Tally the lines holding the word "involves" and state the count by itself.

Dataset records:

____

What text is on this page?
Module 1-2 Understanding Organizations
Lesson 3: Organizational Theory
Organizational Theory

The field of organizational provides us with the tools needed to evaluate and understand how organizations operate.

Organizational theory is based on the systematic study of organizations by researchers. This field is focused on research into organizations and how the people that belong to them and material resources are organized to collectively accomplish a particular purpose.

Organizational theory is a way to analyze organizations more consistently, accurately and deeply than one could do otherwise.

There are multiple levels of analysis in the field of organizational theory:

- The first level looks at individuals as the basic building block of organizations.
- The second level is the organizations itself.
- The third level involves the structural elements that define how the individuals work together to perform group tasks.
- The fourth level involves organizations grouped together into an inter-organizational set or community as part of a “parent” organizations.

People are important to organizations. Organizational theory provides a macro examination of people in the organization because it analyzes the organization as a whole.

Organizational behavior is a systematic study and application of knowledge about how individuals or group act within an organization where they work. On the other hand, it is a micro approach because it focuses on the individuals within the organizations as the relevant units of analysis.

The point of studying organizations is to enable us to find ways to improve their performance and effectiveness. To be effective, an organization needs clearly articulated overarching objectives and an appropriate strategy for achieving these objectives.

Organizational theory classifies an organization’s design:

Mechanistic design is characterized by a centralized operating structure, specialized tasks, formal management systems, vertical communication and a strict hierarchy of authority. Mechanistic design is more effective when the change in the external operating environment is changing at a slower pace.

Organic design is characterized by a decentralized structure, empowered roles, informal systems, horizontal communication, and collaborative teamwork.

____

Solution to the problem:
2